## Available data
____________________
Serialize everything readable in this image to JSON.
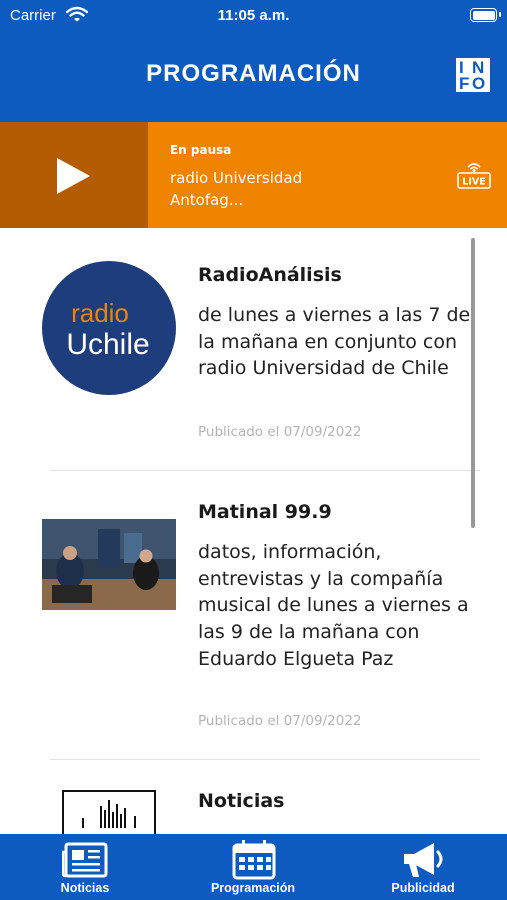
{
  "status_bar": {
    "carrier": "Carrier",
    "time": "11:05 a.m."
  },
  "header": {
    "title": "PROGRAMACIÓN",
    "info_icon": "info-icon",
    "info_letters": [
      "I",
      "N",
      "F",
      "O"
    ]
  },
  "player": {
    "state": "En pausa",
    "station": "radio Universidad Antofag...",
    "play_icon": "play-icon",
    "live_label": "LIVE"
  },
  "programs": [
    {
      "logo_text_1": "radio",
      "logo_text_2": "Uchile",
      "title": "RadioAnálisis",
      "description": "de lunes a viernes a las 7 de la mañana en conjunto con radio Universidad de Chile",
      "date": "Publicado el 07/09/2022"
    },
    {
      "title": "Matinal 99.9",
      "description": "datos, información, entrevistas y la compañía musical de lunes a viernes a las 9 de la mañana con Eduardo Elgueta Paz",
      "date": "Publicado el 07/09/2022"
    },
    {
      "title": "Noticias"
    }
  ],
  "tabbar": {
    "tabs": [
      {
        "label": "Noticias",
        "icon": "newspaper-icon"
      },
      {
        "label": "Programación",
        "icon": "calendar-icon"
      },
      {
        "label": "Publicidad",
        "icon": "megaphone-icon"
      }
    ]
  },
  "colors": {
    "header_blue": "#0d5bbf",
    "player_orange": "#f08300",
    "player_dark": "#b45c03",
    "logo_navy": "#1d3d7c"
  }
}
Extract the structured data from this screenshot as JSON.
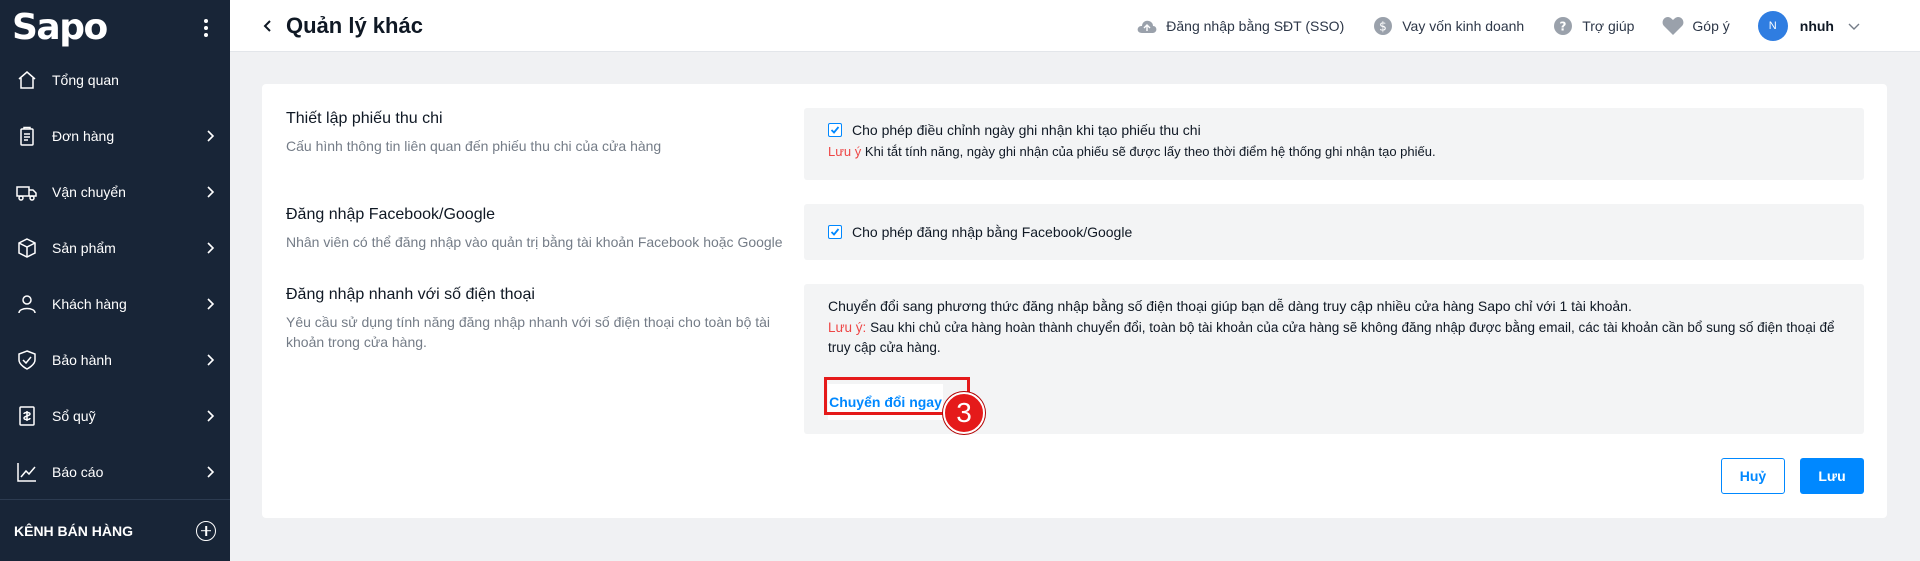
{
  "sidebar": {
    "logo": "Sapo",
    "items": [
      {
        "label": "Tổng quan",
        "icon": "home-icon"
      },
      {
        "label": "Đơn hàng",
        "icon": "clipboard-icon"
      },
      {
        "label": "Vận chuyển",
        "icon": "truck-icon"
      },
      {
        "label": "Sản phẩm",
        "icon": "box-icon"
      },
      {
        "label": "Khách hàng",
        "icon": "user-icon"
      },
      {
        "label": "Bảo hành",
        "icon": "shield-icon"
      },
      {
        "label": "Sổ quỹ",
        "icon": "cashbook-icon"
      },
      {
        "label": "Báo cáo",
        "icon": "chart-icon"
      }
    ],
    "channels_label": "KÊNH BÁN HÀNG"
  },
  "header": {
    "title": "Quản lý khác",
    "links": {
      "sso": "Đăng nhập bằng SĐT (SSO)",
      "loan": "Vay vốn kinh doanh",
      "help": "Trợ giúp",
      "feedback": "Góp ý"
    },
    "user": {
      "initial": "N",
      "name": "nhuh"
    }
  },
  "sections": {
    "receipts": {
      "title": "Thiết lập phiếu thu chi",
      "description": "Cấu hình thông tin liên quan đến phiếu thu chi của cửa hàng",
      "checkbox_label": "Cho phép điều chỉnh ngày ghi nhận khi tạo phiếu thu chi",
      "checked": true,
      "note_prefix": "Lưu ý",
      "note_text": " Khi tắt tính năng, ngày ghi nhận của phiếu sẽ được lấy theo thời điểm hệ thống ghi nhận tạo phiếu."
    },
    "social": {
      "title": "Đăng nhập Facebook/Google",
      "description": "Nhân viên có thể đăng nhập vào quản trị bằng tài khoản Facebook hoặc Google",
      "checkbox_label": "Cho phép đăng nhập bằng Facebook/Google",
      "checked": true
    },
    "phone": {
      "title": "Đăng nhập nhanh với số điện thoại",
      "description": "Yêu cầu sử dụng tính năng đăng nhập nhanh với số điện thoại cho toàn bộ tài khoản trong cửa hàng.",
      "info_text": "Chuyển đổi sang phương thức đăng nhập bằng số điện thoại giúp bạn dễ dàng truy cập nhiều cửa hàng Sapo chỉ với 1 tài khoản.",
      "note_prefix": "Lưu ý:",
      "note_text": " Sau khi chủ cửa hàng hoàn thành chuyển đổi, toàn bộ tài khoản của cửa hàng sẽ không đăng nhập được bằng email, các tài khoản cần bổ sung số điện thoại để truy cập cửa hàng.",
      "convert_button": "Chuyển đổi ngay"
    }
  },
  "annotation": {
    "step": "3",
    "color": "#e51a1a"
  },
  "actions": {
    "cancel": "Huỷ",
    "save": "Lưu"
  },
  "colors": {
    "sidebar": "#182537",
    "accent": "#0088ff",
    "warning": "#ee4747"
  }
}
____________________
## To be done
How many lines in these entries contain the string "quan"? State the number and nothing more.

## Correct output
2